Written task:
From the records below, pull each line that has "ylabel".

======== Data provided

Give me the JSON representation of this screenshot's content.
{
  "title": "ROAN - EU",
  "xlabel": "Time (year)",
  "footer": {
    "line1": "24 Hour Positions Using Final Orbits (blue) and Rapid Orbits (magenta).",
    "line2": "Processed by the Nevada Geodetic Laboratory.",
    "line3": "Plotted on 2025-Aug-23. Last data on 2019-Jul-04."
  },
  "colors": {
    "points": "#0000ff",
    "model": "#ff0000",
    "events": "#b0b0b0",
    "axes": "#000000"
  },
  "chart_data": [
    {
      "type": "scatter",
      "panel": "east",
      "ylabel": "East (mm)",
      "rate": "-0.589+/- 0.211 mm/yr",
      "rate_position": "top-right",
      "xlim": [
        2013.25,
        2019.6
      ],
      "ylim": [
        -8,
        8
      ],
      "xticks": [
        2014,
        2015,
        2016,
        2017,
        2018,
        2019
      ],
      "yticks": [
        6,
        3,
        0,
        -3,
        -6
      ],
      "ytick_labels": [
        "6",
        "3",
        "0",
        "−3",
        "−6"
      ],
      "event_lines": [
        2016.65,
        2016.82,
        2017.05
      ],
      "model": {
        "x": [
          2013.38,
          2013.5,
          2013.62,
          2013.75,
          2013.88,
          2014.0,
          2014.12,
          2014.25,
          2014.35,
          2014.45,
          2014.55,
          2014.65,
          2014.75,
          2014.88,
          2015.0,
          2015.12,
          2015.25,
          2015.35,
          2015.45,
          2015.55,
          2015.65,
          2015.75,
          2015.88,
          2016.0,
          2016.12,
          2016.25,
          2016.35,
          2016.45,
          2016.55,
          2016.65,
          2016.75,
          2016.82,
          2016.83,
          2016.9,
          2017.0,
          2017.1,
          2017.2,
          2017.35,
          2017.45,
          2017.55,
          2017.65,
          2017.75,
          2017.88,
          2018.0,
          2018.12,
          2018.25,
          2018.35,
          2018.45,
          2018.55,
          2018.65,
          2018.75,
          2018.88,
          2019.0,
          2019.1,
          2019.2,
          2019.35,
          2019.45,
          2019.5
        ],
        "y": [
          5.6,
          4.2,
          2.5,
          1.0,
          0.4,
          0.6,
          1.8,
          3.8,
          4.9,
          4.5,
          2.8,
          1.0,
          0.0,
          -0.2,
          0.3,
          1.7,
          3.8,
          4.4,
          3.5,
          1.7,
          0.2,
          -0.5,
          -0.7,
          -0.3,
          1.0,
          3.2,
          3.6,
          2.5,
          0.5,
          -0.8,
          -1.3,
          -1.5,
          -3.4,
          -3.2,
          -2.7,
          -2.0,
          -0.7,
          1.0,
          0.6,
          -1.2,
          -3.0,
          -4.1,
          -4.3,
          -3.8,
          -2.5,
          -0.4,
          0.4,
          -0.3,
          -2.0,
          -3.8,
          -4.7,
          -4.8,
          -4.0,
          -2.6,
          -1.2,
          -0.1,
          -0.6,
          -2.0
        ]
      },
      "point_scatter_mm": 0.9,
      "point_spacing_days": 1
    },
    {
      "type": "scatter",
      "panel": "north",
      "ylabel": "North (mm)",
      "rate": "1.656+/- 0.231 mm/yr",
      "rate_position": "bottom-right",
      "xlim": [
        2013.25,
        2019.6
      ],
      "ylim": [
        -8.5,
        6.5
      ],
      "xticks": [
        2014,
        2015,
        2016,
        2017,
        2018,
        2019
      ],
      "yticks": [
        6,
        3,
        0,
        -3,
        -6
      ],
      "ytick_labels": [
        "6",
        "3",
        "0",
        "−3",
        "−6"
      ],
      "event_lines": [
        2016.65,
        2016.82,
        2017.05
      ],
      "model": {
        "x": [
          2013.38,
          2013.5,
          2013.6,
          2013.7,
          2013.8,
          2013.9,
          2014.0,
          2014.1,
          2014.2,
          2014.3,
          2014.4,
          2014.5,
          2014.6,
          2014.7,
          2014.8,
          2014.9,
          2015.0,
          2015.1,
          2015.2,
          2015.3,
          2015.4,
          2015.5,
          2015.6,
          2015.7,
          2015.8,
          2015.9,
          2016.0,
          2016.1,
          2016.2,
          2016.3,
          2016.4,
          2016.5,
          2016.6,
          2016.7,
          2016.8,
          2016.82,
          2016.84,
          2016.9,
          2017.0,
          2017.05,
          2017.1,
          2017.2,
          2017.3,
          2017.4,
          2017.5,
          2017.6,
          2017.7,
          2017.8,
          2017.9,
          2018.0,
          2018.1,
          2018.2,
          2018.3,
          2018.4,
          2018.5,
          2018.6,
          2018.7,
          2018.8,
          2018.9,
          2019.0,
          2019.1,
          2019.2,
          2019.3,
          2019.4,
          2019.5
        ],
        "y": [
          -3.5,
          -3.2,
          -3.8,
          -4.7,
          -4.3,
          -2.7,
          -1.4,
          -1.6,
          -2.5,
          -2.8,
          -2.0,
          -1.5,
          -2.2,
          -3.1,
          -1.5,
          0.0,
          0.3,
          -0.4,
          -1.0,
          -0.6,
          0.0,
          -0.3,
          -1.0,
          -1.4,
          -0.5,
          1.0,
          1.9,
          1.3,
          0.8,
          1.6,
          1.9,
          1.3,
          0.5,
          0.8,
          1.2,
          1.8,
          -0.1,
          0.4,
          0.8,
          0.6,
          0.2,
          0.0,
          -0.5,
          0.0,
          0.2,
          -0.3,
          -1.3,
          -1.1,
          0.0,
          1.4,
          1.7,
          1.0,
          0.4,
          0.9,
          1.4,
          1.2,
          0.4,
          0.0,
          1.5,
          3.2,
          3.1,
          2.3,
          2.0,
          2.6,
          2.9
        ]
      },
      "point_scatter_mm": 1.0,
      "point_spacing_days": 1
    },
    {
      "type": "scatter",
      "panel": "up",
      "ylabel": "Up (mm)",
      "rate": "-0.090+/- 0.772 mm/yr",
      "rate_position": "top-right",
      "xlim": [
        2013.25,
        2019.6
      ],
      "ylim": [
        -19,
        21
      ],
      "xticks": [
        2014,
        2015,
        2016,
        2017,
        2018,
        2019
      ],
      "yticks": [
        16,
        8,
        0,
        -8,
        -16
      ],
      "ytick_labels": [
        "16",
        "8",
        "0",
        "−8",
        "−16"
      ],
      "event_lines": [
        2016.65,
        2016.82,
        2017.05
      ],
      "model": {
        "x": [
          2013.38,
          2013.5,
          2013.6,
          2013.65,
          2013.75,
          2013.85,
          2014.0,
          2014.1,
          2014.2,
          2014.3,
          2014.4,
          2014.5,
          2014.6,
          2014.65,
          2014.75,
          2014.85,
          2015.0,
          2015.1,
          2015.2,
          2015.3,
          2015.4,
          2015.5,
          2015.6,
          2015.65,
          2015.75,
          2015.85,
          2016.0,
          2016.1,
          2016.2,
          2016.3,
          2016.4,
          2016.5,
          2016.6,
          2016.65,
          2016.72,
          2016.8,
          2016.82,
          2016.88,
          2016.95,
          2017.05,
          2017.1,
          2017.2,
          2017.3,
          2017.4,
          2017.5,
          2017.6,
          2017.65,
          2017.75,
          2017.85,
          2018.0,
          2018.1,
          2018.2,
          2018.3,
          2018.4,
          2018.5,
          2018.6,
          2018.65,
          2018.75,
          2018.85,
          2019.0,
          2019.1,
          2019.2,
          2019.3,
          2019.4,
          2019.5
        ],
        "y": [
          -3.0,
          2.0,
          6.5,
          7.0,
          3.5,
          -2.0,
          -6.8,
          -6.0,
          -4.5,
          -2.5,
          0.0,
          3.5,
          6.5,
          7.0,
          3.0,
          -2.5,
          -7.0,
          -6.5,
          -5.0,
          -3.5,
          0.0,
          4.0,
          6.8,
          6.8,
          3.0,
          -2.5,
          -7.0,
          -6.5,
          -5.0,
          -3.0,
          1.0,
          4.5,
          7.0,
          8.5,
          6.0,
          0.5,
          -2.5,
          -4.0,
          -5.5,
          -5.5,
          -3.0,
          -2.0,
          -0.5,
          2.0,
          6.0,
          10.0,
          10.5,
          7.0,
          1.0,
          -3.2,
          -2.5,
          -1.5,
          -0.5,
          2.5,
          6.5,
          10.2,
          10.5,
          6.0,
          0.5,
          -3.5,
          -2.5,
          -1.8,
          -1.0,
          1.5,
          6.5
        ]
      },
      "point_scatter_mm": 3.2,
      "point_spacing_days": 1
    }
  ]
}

================

Solution:
      "ylabel": "East (mm)",
      "ylabel": "North (mm)",
      "ylabel": "Up (mm)",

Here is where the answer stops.